— Start of DATA ROWS —
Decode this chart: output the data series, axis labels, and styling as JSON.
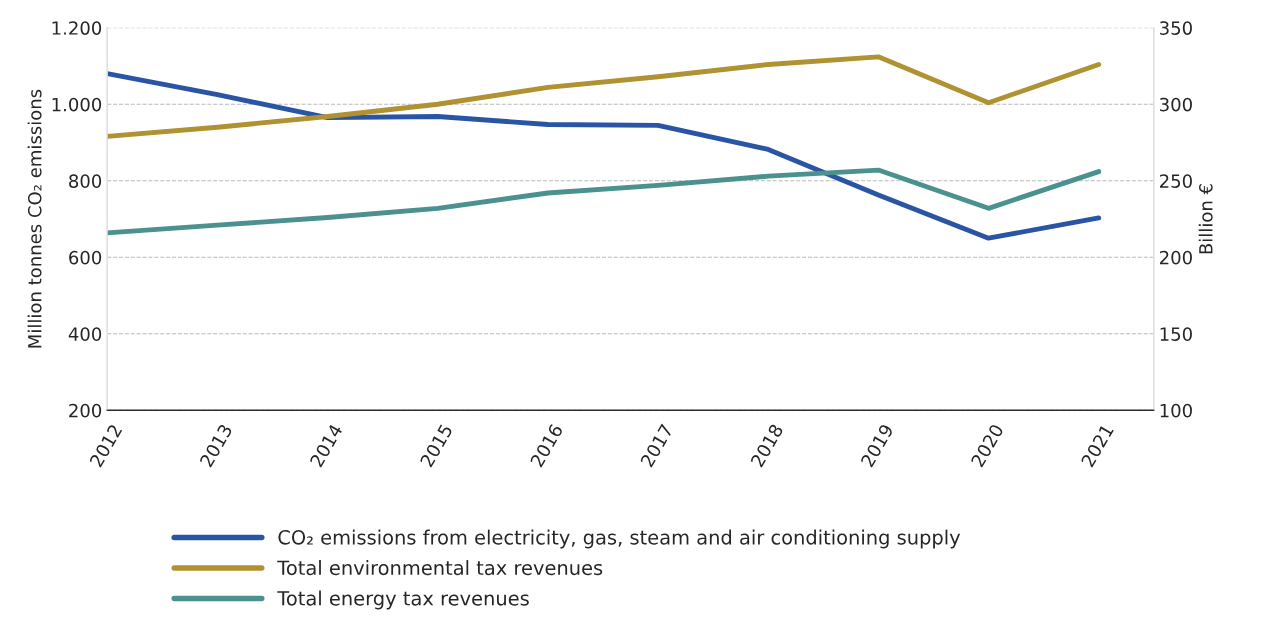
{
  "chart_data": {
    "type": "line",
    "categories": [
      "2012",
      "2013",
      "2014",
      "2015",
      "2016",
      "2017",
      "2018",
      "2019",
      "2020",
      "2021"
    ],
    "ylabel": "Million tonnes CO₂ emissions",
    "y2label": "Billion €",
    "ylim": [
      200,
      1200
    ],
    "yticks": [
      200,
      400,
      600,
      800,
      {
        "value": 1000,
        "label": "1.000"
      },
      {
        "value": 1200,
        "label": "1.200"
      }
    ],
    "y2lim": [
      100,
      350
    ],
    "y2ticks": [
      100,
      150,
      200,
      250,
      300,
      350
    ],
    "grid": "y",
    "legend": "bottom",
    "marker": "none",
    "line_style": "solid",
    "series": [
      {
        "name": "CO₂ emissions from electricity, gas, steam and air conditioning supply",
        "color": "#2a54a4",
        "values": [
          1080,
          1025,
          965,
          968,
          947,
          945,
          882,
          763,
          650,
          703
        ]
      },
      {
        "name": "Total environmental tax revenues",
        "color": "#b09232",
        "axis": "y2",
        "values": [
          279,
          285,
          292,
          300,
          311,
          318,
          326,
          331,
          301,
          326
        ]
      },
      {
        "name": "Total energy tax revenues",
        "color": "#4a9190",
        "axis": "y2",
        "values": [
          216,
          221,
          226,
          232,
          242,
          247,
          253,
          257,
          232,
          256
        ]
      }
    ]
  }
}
— End of DATA ROWS —
▶ **THE TASK**: Copy every entry word for word, but omit the pictures.

▶ **THE RESULT**:
Decode this chart: output the data series, axis labels, and styling as JSON.
{
  "chart_data": {
    "type": "line",
    "categories": [
      "2012",
      "2013",
      "2014",
      "2015",
      "2016",
      "2017",
      "2018",
      "2019",
      "2020",
      "2021"
    ],
    "ylabel": "Million tonnes CO₂ emissions",
    "y2label": "Billion €",
    "ylim": [
      200,
      1200
    ],
    "yticks": [
      200,
      400,
      600,
      800,
      {
        "value": 1000,
        "label": "1.000"
      },
      {
        "value": 1200,
        "label": "1.200"
      }
    ],
    "y2lim": [
      100,
      350
    ],
    "y2ticks": [
      100,
      150,
      200,
      250,
      300,
      350
    ],
    "grid": "y",
    "legend": "bottom",
    "marker": "none",
    "line_style": "solid",
    "series": [
      {
        "name": "CO₂ emissions from electricity, gas, steam and air conditioning supply",
        "color": "#2a54a4",
        "values": [
          1080,
          1025,
          965,
          968,
          947,
          945,
          882,
          763,
          650,
          703
        ]
      },
      {
        "name": "Total environmental tax revenues",
        "color": "#b09232",
        "axis": "y2",
        "values": [
          279,
          285,
          292,
          300,
          311,
          318,
          326,
          331,
          301,
          326
        ]
      },
      {
        "name": "Total energy tax revenues",
        "color": "#4a9190",
        "axis": "y2",
        "values": [
          216,
          221,
          226,
          232,
          242,
          247,
          253,
          257,
          232,
          256
        ]
      }
    ]
  }
}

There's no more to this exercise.